* Documento:
○ ○ ○ ○ ○ ○ ○

Assim, durante um ano, publicamos acadêmicos loucos, poetas sóbrios,
artistas plásticos que se levam a sério, vagabundos elegantes, agentes do
governo, seres subterrâneos, profetas sórdidos da maquinaria capital,
contistas frustrados ou não, contraventores e contrabandistas, argentinos,
músicos. Hoje, todos amigos, membros de uma confraria que acorda e dorme
do sonho de se fazer arte neste mundo que preferiu excluir o poeta.
Num levantamento rápido deste primeiro ano de vida da Confraria, é poss ível
ver a biodiversidade, a total falta de preconceito teórico ou ideológico,
o desejo pela diferença e pelo debate, num planeta geometrizado pelas
identidades. Na tentativa de transgredir a barreira do previsível e
apontar o invisível, a revista publicou material, sempre inédito ou com um
mínimo de exclusividade, de poetas quase desconhecidos no Brasil, como
Serge Pey, Guenády Aigui, Ghérasim Luca, Rafael Alberti, “recuperou”

○ ○ ○ ○ ○ ○ ○

* Extrato de linhas:
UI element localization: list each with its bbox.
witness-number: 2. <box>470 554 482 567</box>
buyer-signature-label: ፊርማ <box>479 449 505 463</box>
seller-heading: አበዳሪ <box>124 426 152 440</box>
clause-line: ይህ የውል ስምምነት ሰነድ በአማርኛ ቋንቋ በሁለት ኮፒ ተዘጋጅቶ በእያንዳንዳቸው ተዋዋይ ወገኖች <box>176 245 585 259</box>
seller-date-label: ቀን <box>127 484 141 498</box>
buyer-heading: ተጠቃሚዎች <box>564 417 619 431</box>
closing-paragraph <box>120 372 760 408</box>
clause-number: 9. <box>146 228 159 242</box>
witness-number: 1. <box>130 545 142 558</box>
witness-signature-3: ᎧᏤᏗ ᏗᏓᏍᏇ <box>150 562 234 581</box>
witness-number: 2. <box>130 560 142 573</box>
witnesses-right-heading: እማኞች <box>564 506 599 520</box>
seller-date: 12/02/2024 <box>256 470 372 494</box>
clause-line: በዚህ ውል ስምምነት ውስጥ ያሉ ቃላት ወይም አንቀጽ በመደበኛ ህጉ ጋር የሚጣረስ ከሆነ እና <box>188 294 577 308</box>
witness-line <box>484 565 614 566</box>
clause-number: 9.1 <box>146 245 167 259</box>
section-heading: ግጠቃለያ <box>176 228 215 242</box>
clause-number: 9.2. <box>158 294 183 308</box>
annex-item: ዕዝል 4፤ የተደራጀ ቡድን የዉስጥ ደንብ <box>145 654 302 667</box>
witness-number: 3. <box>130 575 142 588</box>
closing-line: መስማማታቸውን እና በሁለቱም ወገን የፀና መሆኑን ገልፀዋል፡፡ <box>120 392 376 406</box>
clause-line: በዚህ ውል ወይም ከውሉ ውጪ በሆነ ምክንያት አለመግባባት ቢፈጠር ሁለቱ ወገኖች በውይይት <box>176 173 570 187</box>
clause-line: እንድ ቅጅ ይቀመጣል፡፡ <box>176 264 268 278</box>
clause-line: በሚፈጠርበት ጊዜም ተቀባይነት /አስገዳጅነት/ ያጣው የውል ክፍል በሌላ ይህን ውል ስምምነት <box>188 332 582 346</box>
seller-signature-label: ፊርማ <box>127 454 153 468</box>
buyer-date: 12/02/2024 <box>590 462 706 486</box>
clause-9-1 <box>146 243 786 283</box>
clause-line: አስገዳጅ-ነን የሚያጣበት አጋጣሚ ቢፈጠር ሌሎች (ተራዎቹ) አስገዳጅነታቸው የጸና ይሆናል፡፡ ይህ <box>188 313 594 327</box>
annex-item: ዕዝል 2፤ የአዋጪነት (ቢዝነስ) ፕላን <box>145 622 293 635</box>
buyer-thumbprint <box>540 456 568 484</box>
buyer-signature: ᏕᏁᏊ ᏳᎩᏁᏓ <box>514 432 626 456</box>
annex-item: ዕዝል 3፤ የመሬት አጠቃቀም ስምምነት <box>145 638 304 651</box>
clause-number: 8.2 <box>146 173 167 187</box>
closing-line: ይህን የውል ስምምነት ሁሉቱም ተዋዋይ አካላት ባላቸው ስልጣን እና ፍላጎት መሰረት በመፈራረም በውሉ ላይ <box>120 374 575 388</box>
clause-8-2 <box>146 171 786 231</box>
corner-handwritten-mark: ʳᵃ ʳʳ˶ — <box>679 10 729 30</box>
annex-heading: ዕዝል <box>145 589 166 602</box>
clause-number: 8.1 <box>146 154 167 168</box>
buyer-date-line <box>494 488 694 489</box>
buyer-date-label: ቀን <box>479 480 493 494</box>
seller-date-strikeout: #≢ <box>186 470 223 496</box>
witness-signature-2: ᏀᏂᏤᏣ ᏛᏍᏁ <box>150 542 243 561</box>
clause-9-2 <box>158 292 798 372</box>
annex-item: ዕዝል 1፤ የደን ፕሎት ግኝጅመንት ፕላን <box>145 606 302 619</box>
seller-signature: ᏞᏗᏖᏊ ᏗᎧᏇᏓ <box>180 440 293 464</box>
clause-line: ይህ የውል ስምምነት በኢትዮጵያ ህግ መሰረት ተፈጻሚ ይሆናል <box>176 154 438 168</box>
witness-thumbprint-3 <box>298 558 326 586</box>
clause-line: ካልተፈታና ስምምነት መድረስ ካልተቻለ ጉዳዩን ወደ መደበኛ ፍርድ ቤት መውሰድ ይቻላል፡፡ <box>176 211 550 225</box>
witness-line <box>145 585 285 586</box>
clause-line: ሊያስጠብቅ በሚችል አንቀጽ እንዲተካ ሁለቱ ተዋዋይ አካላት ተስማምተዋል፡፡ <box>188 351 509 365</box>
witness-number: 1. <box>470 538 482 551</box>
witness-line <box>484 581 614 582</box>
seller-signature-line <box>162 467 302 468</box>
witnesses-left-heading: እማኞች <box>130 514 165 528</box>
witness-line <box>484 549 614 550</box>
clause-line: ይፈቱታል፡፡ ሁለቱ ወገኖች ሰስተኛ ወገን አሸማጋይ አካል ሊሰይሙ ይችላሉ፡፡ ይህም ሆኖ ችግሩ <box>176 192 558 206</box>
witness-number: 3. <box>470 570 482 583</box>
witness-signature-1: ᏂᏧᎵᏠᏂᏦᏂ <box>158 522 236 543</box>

○ ○ ○ ○ ○ ○ ○

* O que se pede: Continue o texto sobre o primeiro ano da revista Confraria, partindo imediatamente da última palavra apresentada.

* Resposta:
textos desaparecidos como os de Heloísa Maranhão, Qorpo Santo, Ernest
Fenollosa e Julio Cortazar, apresentou novas facetas poético-artísticas
como as de Jean Baudrillard, Charles Kiefer, Edmundo Castelo, ou
simplesmente manteve um portal direto com o público para novas publicações
de autores como Fernando Bonassi, Luiza Lobo, Ferréz, Leila Míccolis, Luiz
Rohden, Marco Polo Guimarães, Gerardo Mello Mourão, Fabrício Carpinejar,
Rodrigo Garcia Lopes, Roberto Alvim, ou de novos autores, dezenas deles,
alguns publicados pela primeira vez, tornando a revista Confraria um
espaço de contínuo movimento, debate, leitura, novidades. Sem falar das
trilhas sonoras e dos artistas plásticos que ilustraram maravilhosamente
bem cada uma de nossas edições, Antônio Jardim, Roberto Corrêa dos Santos,
Sol Marrades.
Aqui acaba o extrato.